Excerpt from a dataset
________
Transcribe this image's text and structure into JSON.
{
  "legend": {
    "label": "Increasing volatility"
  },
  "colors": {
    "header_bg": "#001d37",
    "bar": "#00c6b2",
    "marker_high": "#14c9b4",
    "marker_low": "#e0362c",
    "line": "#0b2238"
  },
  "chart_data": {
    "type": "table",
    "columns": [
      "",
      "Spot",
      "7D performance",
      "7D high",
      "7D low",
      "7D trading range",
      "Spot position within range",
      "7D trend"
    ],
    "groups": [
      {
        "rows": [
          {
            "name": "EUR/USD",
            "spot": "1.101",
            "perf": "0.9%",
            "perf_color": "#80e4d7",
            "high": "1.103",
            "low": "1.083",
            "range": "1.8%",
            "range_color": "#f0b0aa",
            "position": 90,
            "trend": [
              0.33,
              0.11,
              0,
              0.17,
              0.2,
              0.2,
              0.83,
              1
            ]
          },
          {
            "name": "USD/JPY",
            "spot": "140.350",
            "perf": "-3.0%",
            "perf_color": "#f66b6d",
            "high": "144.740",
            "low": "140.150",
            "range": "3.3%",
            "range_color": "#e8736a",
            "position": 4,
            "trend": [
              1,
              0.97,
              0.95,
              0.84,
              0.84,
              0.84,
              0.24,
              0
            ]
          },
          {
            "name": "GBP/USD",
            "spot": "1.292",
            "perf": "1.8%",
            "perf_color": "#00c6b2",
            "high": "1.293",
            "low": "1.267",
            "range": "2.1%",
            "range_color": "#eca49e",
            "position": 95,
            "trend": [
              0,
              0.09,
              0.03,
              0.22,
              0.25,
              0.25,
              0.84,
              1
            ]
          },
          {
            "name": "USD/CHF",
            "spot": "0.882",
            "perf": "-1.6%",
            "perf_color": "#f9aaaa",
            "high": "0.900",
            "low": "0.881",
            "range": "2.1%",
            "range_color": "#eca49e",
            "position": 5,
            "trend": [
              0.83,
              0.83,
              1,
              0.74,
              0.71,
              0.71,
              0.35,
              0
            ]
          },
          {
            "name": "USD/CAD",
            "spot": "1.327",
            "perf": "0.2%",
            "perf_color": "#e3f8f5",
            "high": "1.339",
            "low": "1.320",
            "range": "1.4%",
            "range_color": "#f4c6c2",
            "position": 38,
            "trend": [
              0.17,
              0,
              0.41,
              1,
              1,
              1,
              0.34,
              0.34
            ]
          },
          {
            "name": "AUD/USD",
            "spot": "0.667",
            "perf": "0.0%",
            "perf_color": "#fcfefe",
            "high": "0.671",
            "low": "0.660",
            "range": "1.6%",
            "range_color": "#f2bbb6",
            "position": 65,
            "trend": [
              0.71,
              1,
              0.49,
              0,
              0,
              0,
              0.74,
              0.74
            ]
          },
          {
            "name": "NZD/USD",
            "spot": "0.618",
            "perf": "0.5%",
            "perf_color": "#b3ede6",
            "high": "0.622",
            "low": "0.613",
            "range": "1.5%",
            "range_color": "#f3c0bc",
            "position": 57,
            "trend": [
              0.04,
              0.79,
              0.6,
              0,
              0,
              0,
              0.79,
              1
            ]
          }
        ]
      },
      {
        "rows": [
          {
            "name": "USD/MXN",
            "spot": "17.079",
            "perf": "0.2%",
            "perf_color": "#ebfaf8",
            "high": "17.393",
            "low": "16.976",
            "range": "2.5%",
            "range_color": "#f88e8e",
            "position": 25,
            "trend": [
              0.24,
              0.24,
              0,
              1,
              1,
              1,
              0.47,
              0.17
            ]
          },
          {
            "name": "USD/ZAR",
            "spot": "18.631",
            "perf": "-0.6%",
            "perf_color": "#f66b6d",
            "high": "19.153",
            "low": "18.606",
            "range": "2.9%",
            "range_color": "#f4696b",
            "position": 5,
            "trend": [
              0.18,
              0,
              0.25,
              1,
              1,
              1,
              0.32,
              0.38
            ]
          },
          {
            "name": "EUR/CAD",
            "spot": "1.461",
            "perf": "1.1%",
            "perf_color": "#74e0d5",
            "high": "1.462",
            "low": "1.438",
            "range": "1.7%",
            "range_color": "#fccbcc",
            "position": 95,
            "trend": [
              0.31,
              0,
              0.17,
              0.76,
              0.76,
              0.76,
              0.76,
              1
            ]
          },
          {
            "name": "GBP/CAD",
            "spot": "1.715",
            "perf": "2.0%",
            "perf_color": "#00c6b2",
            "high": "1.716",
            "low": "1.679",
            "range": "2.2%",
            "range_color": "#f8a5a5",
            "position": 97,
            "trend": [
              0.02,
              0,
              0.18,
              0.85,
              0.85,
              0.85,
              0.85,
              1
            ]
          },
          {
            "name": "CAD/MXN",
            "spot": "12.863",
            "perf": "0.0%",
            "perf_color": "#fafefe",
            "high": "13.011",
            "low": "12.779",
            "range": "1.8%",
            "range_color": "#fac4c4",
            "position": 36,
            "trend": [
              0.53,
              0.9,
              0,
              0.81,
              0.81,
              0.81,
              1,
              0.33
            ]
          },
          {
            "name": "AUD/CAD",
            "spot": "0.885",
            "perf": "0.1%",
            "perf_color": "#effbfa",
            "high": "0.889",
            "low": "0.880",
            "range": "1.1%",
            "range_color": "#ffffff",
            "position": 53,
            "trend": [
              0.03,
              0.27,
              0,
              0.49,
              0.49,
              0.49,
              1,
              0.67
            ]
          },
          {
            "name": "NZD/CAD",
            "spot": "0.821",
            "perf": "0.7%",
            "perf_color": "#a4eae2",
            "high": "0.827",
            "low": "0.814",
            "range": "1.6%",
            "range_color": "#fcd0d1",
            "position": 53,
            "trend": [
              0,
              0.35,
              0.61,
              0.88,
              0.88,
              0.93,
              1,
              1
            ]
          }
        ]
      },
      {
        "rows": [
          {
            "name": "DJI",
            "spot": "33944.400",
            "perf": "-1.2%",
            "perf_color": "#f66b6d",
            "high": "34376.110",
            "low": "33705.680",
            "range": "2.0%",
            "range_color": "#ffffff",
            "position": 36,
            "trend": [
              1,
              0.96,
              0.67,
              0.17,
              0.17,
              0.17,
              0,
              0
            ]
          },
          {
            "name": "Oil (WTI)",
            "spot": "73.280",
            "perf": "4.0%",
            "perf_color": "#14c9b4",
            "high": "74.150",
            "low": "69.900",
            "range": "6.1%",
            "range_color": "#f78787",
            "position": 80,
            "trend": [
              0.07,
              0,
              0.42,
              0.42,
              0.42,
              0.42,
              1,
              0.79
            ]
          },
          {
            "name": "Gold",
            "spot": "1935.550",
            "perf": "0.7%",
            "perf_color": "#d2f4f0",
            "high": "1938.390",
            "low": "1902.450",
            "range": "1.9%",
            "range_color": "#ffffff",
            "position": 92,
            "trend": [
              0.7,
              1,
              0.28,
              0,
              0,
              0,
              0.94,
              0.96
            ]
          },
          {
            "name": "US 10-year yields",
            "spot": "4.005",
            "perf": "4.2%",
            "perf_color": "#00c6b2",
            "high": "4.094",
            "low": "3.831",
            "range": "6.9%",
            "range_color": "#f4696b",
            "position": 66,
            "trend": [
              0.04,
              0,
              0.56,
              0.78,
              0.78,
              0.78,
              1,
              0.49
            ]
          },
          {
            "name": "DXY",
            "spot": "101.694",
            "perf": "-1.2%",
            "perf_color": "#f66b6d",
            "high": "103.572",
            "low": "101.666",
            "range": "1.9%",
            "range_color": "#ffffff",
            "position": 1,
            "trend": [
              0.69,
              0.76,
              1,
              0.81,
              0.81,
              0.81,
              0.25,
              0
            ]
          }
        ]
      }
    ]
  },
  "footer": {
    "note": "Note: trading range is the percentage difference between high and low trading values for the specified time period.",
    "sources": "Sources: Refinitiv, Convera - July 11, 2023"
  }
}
________
■ Aim
Reproduce every record, matching each line exactly.

■ Task response
Transcribe this image's text and structure into JSON.
{
  "legend": {
    "label": "Increasing volatility"
  },
  "colors": {
    "header_bg": "#001d37",
    "bar": "#00c6b2",
    "marker_high": "#14c9b4",
    "marker_low": "#e0362c",
    "line": "#0b2238"
  },
  "chart_data": {
    "type": "table",
    "columns": [
      "",
      "Spot",
      "7D performance",
      "7D high",
      "7D low",
      "7D trading range",
      "Spot position within range",
      "7D trend"
    ],
    "groups": [
      {
        "rows": [
          {
            "name": "EUR/USD",
            "spot": "1.101",
            "perf": "0.9%",
            "perf_color": "#80e4d7",
            "high": "1.103",
            "low": "1.083",
            "range": "1.8%",
            "range_color": "#f0b0aa",
            "position": 90,
            "trend": [
              0.33,
              0.11,
              0,
              0.17,
              0.2,
              0.2,
              0.83,
              1
            ]
          },
          {
            "name": "USD/JPY",
            "spot": "140.350",
            "perf": "-3.0%",
            "perf_color": "#f66b6d",
            "high": "144.740",
            "low": "140.150",
            "range": "3.3%",
            "range_color": "#e8736a",
            "position": 4,
            "trend": [
              1,
              0.97,
              0.95,
              0.84,
              0.84,
              0.84,
              0.24,
              0
            ]
          },
          {
            "name": "GBP/USD",
            "spot": "1.292",
            "perf": "1.8%",
            "perf_color": "#00c6b2",
            "high": "1.293",
            "low": "1.267",
            "range": "2.1%",
            "range_color": "#eca49e",
            "position": 95,
            "trend": [
              0,
              0.09,
              0.03,
              0.22,
              0.25,
              0.25,
              0.84,
              1
            ]
          },
          {
            "name": "USD/CHF",
            "spot": "0.882",
            "perf": "-1.6%",
            "perf_color": "#f9aaaa",
            "high": "0.900",
            "low": "0.881",
            "range": "2.1%",
            "range_color": "#eca49e",
            "position": 5,
            "trend": [
              0.83,
              0.83,
              1,
              0.74,
              0.71,
              0.71,
              0.35,
              0
            ]
          },
          {
            "name": "USD/CAD",
            "spot": "1.327",
            "perf": "0.2%",
            "perf_color": "#e3f8f5",
            "high": "1.339",
            "low": "1.320",
            "range": "1.4%",
            "range_color": "#f4c6c2",
            "position": 38,
            "trend": [
              0.17,
              0,
              0.41,
              1,
              1,
              1,
              0.34,
              0.34
            ]
          },
          {
            "name": "AUD/USD",
            "spot": "0.667",
            "perf": "0.0%",
            "perf_color": "#fcfefe",
            "high": "0.671",
            "low": "0.660",
            "range": "1.6%",
            "range_color": "#f2bbb6",
            "position": 65,
            "trend": [
              0.71,
              1,
              0.49,
              0,
              0,
              0,
              0.74,
              0.74
            ]
          },
          {
            "name": "NZD/USD",
            "spot": "0.618",
            "perf": "0.5%",
            "perf_color": "#b3ede6",
            "high": "0.622",
            "low": "0.613",
            "range": "1.5%",
            "range_color": "#f3c0bc",
            "position": 57,
            "trend": [
              0.04,
              0.79,
              0.6,
              0,
              0,
              0,
              0.79,
              1
            ]
          }
        ]
      },
      {
        "rows": [
          {
            "name": "USD/MXN",
            "spot": "17.079",
            "perf": "0.2%",
            "perf_color": "#ebfaf8",
            "high": "17.393",
            "low": "16.976",
            "range": "2.5%",
            "range_color": "#f88e8e",
            "position": 25,
            "trend": [
              0.24,
              0.24,
              0,
              1,
              1,
              1,
              0.47,
              0.17
            ]
          },
          {
            "name": "USD/ZAR",
            "spot": "18.631",
            "perf": "-0.6%",
            "perf_color": "#f66b6d",
            "high": "19.153",
            "low": "18.606",
            "range": "2.9%",
            "range_color": "#f4696b",
            "position": 5,
            "trend": [
              0.18,
              0,
              0.25,
              1,
              1,
              1,
              0.32,
              0.38
            ]
          },
          {
            "name": "EUR/CAD",
            "spot": "1.461",
            "perf": "1.1%",
            "perf_color": "#74e0d5",
            "high": "1.462",
            "low": "1.438",
            "range": "1.7%",
            "range_color": "#fccbcc",
            "position": 95,
            "trend": [
              0.31,
              0,
              0.17,
              0.76,
              0.76,
              0.76,
              0.76,
              1
            ]
          },
          {
            "name": "GBP/CAD",
            "spot": "1.715",
            "perf": "2.0%",
            "perf_color": "#00c6b2",
            "high": "1.716",
            "low": "1.679",
            "range": "2.2%",
            "range_color": "#f8a5a5",
            "position": 97,
            "trend": [
              0.02,
              0,
              0.18,
              0.85,
              0.85,
              0.85,
              0.85,
              1
            ]
          },
          {
            "name": "CAD/MXN",
            "spot": "12.863",
            "perf": "0.0%",
            "perf_color": "#fafefe",
            "high": "13.011",
            "low": "12.779",
            "range": "1.8%",
            "range_color": "#fac4c4",
            "position": 36,
            "trend": [
              0.53,
              0.9,
              0,
              0.81,
              0.81,
              0.81,
              1,
              0.33
            ]
          },
          {
            "name": "AUD/CAD",
            "spot": "0.885",
            "perf": "0.1%",
            "perf_color": "#effbfa",
            "high": "0.889",
            "low": "0.880",
            "range": "1.1%",
            "range_color": "#ffffff",
            "position": 53,
            "trend": [
              0.03,
              0.27,
              0,
              0.49,
              0.49,
              0.49,
              1,
              0.67
            ]
          },
          {
            "name": "NZD/CAD",
            "spot": "0.821",
            "perf": "0.7%",
            "perf_color": "#a4eae2",
            "high": "0.827",
            "low": "0.814",
            "range": "1.6%",
            "range_color": "#fcd0d1",
            "position": 53,
            "trend": [
              0,
              0.35,
              0.61,
              0.88,
              0.88,
              0.93,
              1,
              1
            ]
          }
        ]
      },
      {
        "rows": [
          {
            "name": "DJI",
            "spot": "33944.400",
            "perf": "-1.2%",
            "perf_color": "#f66b6d",
            "high": "34376.110",
            "low": "33705.680",
            "range": "2.0%",
            "range_color": "#ffffff",
            "position": 36,
            "trend": [
              1,
              0.96,
              0.67,
              0.17,
              0.17,
              0.17,
              0,
              0
            ]
          },
          {
            "name": "Oil (WTI)",
            "spot": "73.280",
            "perf": "4.0%",
            "perf_color": "#14c9b4",
            "high": "74.150",
            "low": "69.900",
            "range": "6.1%",
            "range_color": "#f78787",
            "position": 80,
            "trend": [
              0.07,
              0,
              0.42,
              0.42,
              0.42,
              0.42,
              1,
              0.79
            ]
          },
          {
            "name": "Gold",
            "spot": "1935.550",
            "perf": "0.7%",
            "perf_color": "#d2f4f0",
            "high": "1938.390",
            "low": "1902.450",
            "range": "1.9%",
            "range_color": "#ffffff",
            "position": 92,
            "trend": [
              0.7,
              1,
              0.28,
              0,
              0,
              0,
              0.94,
              0.96
            ]
          },
          {
            "name": "US 10-year yields",
            "spot": "4.005",
            "perf": "4.2%",
            "perf_color": "#00c6b2",
            "high": "4.094",
            "low": "3.831",
            "range": "6.9%",
            "range_color": "#f4696b",
            "position": 66,
            "trend": [
              0.04,
              0,
              0.56,
              0.78,
              0.78,
              0.78,
              1,
              0.49
            ]
          },
          {
            "name": "DXY",
            "spot": "101.694",
            "perf": "-1.2%",
            "perf_color": "#f66b6d",
            "high": "103.572",
            "low": "101.666",
            "range": "1.9%",
            "range_color": "#ffffff",
            "position": 1,
            "trend": [
              0.69,
              0.76,
              1,
              0.81,
              0.81,
              0.81,
              0.25,
              0
            ]
          }
        ]
      }
    ]
  },
  "footer": {
    "note": "Note: trading range is the percentage difference between high and low trading values for the specified time period.",
    "sources": "Sources: Refinitiv, Convera - July 11, 2023"
  }
}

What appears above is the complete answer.